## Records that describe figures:
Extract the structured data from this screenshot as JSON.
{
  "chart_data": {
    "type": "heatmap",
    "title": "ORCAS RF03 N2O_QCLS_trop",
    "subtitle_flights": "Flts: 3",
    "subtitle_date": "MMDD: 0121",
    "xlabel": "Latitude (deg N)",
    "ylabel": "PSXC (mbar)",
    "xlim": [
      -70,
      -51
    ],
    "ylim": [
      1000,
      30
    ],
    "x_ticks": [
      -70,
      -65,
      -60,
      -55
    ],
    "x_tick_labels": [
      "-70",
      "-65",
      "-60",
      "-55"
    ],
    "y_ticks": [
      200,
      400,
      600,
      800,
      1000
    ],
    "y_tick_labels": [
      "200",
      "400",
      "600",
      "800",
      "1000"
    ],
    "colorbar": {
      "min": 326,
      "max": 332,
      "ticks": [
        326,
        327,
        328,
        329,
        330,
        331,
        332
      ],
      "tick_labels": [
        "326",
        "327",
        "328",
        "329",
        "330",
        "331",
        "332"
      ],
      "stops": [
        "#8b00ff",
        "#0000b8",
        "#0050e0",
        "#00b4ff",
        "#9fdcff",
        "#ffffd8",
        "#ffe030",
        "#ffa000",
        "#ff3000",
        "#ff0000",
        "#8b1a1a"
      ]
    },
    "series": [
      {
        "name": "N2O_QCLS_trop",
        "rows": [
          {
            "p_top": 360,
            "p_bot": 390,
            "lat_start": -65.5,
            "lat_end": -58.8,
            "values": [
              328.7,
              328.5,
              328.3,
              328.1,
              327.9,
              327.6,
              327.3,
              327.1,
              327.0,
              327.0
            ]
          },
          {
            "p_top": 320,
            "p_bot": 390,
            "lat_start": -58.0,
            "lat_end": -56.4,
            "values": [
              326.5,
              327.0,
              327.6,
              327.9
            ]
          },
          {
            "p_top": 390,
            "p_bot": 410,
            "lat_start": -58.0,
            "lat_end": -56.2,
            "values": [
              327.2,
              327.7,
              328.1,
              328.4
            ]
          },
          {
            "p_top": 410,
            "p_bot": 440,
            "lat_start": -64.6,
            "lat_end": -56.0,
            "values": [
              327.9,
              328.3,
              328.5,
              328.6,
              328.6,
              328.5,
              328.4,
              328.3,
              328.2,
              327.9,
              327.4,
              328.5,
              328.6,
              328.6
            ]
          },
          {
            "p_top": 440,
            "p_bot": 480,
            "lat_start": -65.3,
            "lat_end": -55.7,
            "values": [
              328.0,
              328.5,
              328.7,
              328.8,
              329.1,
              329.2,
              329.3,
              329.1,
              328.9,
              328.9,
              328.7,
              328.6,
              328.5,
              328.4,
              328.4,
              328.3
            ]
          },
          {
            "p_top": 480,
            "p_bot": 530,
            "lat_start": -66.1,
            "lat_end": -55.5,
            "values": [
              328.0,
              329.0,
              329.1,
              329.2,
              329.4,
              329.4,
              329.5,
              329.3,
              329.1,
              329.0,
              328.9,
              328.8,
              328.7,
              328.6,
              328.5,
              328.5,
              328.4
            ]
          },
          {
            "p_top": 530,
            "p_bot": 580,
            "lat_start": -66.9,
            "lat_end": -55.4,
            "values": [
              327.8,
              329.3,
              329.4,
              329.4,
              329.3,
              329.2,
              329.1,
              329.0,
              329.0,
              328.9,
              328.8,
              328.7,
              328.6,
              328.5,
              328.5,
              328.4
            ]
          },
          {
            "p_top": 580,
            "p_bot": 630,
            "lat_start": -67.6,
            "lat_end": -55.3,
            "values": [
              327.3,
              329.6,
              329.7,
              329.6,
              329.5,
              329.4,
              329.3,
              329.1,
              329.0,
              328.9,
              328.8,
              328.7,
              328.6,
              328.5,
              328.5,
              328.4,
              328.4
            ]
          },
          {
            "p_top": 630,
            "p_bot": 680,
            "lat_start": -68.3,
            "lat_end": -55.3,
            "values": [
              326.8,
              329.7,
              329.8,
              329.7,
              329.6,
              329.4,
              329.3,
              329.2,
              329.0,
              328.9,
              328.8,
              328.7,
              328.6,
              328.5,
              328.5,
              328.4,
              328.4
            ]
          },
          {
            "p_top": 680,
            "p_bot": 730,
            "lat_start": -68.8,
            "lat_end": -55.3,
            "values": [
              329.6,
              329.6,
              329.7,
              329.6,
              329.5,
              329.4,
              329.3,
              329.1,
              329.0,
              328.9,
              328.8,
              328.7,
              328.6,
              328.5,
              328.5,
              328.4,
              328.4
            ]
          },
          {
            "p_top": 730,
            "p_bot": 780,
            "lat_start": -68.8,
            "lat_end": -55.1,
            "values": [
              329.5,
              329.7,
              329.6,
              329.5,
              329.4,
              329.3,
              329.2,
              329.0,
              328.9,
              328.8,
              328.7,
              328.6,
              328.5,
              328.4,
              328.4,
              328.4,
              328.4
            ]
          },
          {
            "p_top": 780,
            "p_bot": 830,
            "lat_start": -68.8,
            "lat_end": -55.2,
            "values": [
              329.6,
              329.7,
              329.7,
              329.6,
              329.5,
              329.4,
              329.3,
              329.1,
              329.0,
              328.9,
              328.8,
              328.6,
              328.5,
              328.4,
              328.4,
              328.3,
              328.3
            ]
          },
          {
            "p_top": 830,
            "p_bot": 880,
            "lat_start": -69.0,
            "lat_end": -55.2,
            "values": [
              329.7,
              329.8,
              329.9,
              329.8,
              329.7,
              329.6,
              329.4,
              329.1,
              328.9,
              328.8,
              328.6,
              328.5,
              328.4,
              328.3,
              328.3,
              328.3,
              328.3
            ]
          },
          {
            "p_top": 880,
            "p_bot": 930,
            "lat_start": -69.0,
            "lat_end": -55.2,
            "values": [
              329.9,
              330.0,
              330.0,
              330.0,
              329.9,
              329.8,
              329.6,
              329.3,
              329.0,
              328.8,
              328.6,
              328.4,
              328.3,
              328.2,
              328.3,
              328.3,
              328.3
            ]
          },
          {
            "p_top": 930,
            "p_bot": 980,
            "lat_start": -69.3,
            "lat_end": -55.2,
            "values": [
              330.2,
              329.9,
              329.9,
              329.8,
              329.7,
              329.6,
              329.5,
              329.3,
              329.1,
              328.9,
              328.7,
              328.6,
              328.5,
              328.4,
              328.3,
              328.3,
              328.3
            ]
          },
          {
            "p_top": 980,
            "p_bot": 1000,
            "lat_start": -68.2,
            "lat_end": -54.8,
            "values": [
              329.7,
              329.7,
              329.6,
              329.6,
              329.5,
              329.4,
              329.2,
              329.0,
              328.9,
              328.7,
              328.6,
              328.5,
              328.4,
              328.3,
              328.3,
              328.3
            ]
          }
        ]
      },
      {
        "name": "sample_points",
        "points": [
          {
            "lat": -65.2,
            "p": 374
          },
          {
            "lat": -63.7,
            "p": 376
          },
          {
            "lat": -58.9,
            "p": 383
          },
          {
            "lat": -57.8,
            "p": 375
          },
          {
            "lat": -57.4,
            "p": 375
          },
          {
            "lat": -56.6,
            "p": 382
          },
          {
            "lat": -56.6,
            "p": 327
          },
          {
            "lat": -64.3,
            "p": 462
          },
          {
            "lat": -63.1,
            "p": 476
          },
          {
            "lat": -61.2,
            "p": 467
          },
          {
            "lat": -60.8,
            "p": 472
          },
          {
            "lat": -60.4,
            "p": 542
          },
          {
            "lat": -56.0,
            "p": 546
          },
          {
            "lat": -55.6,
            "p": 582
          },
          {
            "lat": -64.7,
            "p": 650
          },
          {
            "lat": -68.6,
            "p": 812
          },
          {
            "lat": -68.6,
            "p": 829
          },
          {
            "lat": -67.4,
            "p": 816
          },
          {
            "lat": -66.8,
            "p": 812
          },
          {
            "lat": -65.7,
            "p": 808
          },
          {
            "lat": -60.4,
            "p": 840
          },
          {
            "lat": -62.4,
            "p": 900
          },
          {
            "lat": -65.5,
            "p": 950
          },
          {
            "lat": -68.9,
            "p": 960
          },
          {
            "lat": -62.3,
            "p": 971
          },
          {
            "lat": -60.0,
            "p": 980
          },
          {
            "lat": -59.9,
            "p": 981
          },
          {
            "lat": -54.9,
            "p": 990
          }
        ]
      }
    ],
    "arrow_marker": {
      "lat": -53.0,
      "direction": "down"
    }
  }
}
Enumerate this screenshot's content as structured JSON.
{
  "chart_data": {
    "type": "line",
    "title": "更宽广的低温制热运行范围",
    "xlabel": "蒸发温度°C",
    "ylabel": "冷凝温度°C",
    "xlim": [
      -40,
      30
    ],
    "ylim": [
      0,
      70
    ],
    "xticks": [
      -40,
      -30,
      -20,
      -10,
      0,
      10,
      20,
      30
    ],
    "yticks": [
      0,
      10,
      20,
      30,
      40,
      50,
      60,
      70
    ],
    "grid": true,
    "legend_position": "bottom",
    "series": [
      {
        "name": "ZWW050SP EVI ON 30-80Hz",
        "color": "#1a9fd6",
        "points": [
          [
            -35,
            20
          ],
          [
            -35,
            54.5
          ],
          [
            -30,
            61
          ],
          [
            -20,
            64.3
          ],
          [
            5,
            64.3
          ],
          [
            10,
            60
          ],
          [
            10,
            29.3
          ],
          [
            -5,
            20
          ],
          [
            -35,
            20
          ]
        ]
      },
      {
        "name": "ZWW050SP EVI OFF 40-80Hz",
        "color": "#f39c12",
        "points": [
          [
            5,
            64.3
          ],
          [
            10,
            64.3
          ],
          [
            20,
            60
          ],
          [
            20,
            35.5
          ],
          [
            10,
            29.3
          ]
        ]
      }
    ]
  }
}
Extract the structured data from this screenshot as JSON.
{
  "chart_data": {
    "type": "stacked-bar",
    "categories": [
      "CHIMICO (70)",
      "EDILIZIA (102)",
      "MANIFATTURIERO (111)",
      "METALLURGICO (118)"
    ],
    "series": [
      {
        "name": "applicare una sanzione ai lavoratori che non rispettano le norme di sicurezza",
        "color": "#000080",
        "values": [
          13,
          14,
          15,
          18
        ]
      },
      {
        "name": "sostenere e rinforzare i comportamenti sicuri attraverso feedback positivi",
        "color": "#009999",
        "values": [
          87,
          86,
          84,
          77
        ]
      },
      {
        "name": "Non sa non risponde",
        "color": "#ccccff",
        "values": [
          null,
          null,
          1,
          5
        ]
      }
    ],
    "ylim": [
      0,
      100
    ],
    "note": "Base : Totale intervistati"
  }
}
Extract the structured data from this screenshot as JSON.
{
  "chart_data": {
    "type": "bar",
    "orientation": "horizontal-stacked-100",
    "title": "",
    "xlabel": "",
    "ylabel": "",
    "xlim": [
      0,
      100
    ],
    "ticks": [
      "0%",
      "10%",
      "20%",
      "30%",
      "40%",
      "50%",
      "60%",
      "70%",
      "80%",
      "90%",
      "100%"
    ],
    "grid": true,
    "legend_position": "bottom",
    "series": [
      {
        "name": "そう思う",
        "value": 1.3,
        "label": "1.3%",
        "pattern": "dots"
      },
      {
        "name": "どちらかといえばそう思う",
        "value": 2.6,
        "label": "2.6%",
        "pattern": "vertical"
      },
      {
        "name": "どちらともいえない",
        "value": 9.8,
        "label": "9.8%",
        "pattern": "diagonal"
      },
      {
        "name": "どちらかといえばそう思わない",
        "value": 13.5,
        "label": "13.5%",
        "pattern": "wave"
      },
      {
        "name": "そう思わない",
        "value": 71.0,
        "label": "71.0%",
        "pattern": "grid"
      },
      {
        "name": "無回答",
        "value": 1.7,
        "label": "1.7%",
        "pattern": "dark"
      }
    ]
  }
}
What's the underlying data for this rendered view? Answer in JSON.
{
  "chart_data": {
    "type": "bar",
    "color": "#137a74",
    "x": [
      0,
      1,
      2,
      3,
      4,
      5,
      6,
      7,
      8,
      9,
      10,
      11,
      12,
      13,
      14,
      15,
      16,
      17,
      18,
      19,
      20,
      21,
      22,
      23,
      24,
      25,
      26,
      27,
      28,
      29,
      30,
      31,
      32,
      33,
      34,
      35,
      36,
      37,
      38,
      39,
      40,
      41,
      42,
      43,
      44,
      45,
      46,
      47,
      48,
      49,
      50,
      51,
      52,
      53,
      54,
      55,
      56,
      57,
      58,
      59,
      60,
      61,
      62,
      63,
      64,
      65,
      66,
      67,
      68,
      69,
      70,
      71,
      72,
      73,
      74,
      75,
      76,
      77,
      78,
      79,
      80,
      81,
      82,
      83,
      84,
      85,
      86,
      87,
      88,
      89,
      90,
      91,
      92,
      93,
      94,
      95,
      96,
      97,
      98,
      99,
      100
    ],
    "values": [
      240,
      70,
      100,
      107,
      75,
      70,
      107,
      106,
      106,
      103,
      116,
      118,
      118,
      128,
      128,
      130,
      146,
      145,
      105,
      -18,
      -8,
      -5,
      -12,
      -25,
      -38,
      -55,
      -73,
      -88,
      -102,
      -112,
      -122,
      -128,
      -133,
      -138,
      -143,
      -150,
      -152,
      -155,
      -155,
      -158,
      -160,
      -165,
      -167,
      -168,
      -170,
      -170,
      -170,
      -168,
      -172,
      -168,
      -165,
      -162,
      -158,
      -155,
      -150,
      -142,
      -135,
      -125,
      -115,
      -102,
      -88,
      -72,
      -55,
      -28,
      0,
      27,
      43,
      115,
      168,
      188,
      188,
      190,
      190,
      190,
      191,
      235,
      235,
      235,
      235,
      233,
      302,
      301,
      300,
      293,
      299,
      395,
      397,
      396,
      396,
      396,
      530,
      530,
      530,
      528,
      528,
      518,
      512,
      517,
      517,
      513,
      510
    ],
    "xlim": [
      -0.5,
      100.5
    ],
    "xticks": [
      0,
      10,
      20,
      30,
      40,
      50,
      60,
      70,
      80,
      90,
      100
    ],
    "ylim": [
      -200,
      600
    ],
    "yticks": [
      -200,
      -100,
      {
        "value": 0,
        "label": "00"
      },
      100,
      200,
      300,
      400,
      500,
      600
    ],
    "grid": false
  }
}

## Problem details:
In the records above, locate the lines holding the word "xlabel". Copy each of them.

## Response to the task:
    "xlabel": "Latitude (deg N)",
    "xlabel": "蒸发温度°C",
    "xlabel": "",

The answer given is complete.